- _The exercise_
Go through the records and copy each line where the word "LOWEST" occurs.

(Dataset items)
◆ ◆ ◆ ◆ ◆

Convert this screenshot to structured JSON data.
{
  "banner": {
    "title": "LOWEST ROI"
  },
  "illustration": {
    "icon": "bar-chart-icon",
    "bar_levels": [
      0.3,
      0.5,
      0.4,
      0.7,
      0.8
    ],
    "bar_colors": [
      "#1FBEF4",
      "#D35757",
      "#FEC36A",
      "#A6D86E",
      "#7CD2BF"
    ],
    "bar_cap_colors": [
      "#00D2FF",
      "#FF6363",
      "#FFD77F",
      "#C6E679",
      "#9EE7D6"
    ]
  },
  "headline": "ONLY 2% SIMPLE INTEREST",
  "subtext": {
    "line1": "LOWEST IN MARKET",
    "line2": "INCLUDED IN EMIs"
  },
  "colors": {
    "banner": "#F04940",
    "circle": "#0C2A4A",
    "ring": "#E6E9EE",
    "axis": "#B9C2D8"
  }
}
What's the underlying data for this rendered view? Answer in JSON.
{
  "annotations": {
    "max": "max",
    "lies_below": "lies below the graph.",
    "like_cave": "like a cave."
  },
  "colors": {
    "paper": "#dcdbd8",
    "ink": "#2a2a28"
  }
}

◆ ◆ ◆ ◆ ◆

- _The output_
    "title": "LOWEST ROI"
    "line1": "LOWEST IN MARKET",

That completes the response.